(Entries with figure data)
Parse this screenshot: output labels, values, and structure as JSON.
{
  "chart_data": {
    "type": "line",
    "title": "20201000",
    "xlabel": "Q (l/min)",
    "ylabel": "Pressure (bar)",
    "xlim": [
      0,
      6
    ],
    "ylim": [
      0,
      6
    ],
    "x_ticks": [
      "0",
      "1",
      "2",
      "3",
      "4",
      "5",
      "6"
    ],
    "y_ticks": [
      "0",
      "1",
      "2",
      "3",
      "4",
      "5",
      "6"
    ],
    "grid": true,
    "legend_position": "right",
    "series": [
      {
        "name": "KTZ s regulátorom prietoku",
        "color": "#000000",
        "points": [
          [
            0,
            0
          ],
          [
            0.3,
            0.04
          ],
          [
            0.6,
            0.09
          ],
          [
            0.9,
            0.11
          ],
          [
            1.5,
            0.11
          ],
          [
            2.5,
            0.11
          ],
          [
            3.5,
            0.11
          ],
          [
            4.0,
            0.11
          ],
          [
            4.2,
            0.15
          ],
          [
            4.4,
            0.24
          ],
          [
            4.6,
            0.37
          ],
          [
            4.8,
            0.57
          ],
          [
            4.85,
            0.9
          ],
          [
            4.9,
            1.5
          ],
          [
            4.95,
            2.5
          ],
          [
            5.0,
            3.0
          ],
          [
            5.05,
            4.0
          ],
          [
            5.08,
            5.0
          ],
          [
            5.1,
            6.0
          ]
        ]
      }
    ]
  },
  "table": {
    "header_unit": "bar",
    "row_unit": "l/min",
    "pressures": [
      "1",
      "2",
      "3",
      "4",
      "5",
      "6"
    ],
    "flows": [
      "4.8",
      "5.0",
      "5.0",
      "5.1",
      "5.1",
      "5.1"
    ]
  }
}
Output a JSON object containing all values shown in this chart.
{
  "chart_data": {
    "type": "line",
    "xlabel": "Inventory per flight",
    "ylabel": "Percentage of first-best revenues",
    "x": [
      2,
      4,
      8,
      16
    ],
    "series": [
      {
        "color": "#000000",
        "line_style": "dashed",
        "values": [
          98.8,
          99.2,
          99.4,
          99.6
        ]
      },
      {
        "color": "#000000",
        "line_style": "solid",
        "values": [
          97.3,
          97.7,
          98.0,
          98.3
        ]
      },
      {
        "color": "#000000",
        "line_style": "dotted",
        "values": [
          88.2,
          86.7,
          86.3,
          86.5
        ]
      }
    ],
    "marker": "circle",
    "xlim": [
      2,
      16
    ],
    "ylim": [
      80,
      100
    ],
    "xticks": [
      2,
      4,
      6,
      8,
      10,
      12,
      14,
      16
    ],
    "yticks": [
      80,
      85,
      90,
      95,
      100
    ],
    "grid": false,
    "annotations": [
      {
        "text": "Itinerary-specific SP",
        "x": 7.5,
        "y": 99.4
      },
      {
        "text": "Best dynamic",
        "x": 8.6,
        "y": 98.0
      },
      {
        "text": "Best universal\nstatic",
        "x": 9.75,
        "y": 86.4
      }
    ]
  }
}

TASK OBJECTIVE: Copy all of the material word for word.

RESPONSE TO THIS EXERCISE:
Parse this screenshot: output labels, values, and structure as JSON.
{
  "chart_data": {
    "type": "line",
    "title": "20201000",
    "xlabel": "Q (l/min)",
    "ylabel": "Pressure (bar)",
    "xlim": [
      0,
      6
    ],
    "ylim": [
      0,
      6
    ],
    "x_ticks": [
      "0",
      "1",
      "2",
      "3",
      "4",
      "5",
      "6"
    ],
    "y_ticks": [
      "0",
      "1",
      "2",
      "3",
      "4",
      "5",
      "6"
    ],
    "grid": true,
    "legend_position": "right",
    "series": [
      {
        "name": "KTZ s regulátorom prietoku",
        "color": "#000000",
        "points": [
          [
            0,
            0
          ],
          [
            0.3,
            0.04
          ],
          [
            0.6,
            0.09
          ],
          [
            0.9,
            0.11
          ],
          [
            1.5,
            0.11
          ],
          [
            2.5,
            0.11
          ],
          [
            3.5,
            0.11
          ],
          [
            4.0,
            0.11
          ],
          [
            4.2,
            0.15
          ],
          [
            4.4,
            0.24
          ],
          [
            4.6,
            0.37
          ],
          [
            4.8,
            0.57
          ],
          [
            4.85,
            0.9
          ],
          [
            4.9,
            1.5
          ],
          [
            4.95,
            2.5
          ],
          [
            5.0,
            3.0
          ],
          [
            5.05,
            4.0
          ],
          [
            5.08,
            5.0
          ],
          [
            5.1,
            6.0
          ]
        ]
      }
    ]
  },
  "table": {
    "header_unit": "bar",
    "row_unit": "l/min",
    "pressures": [
      "1",
      "2",
      "3",
      "4",
      "5",
      "6"
    ],
    "flows": [
      "4.8",
      "5.0",
      "5.0",
      "5.1",
      "5.1",
      "5.1"
    ]
  }
}
Output a JSON object containing all values shown in this chart.
{
  "chart_data": {
    "type": "line",
    "xlabel": "Inventory per flight",
    "ylabel": "Percentage of first-best revenues",
    "x": [
      2,
      4,
      8,
      16
    ],
    "series": [
      {
        "color": "#000000",
        "line_style": "dashed",
        "values": [
          98.8,
          99.2,
          99.4,
          99.6
        ]
      },
      {
        "color": "#000000",
        "line_style": "solid",
        "values": [
          97.3,
          97.7,
          98.0,
          98.3
        ]
      },
      {
        "color": "#000000",
        "line_style": "dotted",
        "values": [
          88.2,
          86.7,
          86.3,
          86.5
        ]
      }
    ],
    "marker": "circle",
    "xlim": [
      2,
      16
    ],
    "ylim": [
      80,
      100
    ],
    "xticks": [
      2,
      4,
      6,
      8,
      10,
      12,
      14,
      16
    ],
    "yticks": [
      80,
      85,
      90,
      95,
      100
    ],
    "grid": false,
    "annotations": [
      {
        "text": "Itinerary-specific SP",
        "x": 7.5,
        "y": 99.4
      },
      {
        "text": "Best dynamic",
        "x": 8.6,
        "y": 98.0
      },
      {
        "text": "Best universal\nstatic",
        "x": 9.75,
        "y": 86.4
      }
    ]
  }
}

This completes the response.